Your answer should be a single number: the count of lines containing the string "Requirements".

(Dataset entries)
* * * * * * *

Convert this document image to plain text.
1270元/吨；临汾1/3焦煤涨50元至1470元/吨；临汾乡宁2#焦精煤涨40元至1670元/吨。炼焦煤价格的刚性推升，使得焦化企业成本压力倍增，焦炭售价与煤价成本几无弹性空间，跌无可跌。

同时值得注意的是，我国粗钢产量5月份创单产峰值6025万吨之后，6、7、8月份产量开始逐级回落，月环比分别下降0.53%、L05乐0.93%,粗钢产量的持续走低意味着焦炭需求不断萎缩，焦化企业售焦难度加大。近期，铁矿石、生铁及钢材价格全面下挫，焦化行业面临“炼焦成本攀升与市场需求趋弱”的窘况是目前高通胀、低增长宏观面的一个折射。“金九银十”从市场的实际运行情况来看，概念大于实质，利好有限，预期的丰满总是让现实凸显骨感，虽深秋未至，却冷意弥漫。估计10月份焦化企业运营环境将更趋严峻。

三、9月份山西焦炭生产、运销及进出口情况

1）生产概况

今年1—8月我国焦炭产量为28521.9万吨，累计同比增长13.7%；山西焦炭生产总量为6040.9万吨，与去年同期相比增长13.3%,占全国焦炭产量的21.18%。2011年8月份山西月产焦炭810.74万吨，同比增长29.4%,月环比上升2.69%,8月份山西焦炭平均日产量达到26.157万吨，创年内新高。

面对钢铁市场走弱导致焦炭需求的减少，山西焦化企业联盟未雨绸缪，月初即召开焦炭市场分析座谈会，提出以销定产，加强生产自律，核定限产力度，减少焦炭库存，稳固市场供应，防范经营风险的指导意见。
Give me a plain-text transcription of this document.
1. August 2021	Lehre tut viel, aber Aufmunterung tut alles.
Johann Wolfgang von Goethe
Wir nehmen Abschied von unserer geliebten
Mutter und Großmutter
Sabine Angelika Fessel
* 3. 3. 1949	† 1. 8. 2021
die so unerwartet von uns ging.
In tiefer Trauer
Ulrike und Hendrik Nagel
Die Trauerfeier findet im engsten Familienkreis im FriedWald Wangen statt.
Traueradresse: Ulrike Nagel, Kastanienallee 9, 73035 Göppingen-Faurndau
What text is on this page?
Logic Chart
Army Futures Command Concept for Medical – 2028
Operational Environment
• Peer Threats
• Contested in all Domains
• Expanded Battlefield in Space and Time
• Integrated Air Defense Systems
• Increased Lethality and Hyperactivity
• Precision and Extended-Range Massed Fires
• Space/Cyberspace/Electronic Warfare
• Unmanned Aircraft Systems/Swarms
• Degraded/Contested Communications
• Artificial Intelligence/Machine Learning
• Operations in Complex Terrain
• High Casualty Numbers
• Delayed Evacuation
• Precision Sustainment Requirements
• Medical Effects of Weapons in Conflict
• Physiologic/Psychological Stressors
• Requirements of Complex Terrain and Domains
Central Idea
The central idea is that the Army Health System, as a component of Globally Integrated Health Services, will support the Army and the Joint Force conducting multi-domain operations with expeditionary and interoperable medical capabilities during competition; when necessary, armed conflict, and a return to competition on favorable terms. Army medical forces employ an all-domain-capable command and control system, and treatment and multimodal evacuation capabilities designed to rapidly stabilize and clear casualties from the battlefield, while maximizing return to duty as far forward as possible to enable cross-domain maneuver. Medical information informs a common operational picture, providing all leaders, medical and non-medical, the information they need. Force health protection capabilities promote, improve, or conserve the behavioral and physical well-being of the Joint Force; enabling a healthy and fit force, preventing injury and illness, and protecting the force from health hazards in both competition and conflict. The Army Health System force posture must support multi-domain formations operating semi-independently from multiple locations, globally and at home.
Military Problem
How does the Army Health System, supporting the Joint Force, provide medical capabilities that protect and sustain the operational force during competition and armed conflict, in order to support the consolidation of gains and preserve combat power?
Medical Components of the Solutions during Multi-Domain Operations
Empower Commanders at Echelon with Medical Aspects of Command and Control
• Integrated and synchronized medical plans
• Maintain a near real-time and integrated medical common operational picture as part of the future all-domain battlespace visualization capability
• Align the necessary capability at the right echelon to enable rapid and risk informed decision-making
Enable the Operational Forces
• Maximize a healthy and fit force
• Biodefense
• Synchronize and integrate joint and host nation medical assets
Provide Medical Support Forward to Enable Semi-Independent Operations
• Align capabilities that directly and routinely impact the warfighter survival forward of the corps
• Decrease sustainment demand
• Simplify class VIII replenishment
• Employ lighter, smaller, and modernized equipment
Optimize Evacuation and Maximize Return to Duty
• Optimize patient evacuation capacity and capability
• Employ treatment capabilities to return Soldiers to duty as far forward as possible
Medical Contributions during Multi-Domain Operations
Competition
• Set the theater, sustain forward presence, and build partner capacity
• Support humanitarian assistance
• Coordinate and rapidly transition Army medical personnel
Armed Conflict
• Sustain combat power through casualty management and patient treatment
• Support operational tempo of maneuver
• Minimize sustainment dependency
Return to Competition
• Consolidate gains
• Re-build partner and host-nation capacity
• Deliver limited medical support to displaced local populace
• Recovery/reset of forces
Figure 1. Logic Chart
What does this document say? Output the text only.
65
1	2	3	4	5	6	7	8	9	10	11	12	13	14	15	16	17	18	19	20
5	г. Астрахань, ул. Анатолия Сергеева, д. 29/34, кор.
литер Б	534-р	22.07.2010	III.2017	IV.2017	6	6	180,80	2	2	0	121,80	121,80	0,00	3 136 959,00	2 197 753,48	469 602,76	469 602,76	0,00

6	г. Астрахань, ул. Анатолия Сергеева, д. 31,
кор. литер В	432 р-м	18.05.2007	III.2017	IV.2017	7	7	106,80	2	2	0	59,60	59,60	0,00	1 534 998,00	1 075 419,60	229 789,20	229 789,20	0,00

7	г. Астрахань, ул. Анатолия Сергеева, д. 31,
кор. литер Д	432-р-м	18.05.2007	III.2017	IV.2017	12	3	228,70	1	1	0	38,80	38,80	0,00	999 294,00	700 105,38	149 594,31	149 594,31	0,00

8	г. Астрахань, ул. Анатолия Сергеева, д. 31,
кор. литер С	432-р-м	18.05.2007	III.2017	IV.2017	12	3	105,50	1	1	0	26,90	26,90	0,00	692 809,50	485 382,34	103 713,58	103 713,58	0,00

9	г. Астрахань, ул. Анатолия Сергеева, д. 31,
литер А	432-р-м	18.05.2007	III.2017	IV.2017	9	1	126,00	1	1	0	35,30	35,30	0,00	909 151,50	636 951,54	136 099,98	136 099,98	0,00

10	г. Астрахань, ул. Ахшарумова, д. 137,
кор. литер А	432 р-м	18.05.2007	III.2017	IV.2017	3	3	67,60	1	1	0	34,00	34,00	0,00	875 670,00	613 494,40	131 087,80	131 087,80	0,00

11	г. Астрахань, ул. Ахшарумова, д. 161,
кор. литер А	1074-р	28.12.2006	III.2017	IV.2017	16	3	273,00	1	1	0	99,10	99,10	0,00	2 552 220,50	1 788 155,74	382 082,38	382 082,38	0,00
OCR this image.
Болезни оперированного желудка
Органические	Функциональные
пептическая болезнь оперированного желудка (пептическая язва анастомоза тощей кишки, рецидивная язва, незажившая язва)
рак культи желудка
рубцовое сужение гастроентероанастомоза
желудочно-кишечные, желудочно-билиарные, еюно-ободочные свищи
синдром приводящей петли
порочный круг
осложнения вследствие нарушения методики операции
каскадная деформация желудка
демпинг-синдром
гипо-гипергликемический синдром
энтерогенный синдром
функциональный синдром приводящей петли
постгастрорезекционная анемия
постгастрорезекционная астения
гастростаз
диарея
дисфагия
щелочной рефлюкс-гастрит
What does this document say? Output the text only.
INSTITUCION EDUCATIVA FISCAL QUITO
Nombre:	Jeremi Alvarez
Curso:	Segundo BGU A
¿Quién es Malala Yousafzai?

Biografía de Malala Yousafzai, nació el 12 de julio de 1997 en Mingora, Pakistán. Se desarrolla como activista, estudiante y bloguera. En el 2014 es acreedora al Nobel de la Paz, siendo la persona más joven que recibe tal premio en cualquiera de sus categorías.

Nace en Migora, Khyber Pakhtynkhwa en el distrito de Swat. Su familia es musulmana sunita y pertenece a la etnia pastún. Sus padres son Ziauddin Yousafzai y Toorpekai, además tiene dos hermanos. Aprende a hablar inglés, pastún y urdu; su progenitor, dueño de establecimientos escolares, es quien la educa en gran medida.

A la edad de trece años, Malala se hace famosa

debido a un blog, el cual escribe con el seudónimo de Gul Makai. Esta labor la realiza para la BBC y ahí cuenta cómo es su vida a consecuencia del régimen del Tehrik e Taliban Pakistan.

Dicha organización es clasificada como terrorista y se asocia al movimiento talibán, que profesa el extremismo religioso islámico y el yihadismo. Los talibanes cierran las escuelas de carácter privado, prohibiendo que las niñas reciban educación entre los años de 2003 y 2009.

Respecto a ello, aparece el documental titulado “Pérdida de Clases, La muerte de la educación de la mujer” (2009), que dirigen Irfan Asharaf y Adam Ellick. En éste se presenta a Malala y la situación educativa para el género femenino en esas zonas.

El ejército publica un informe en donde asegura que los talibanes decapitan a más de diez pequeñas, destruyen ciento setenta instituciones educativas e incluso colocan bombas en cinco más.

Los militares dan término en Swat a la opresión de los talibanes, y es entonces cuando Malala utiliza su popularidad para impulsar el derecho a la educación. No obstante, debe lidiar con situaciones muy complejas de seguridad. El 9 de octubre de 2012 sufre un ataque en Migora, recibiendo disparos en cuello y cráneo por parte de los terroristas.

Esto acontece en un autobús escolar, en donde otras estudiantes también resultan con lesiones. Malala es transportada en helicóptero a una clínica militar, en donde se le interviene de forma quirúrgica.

* * * * * * *

SOLUTION TO THIS TASK - 2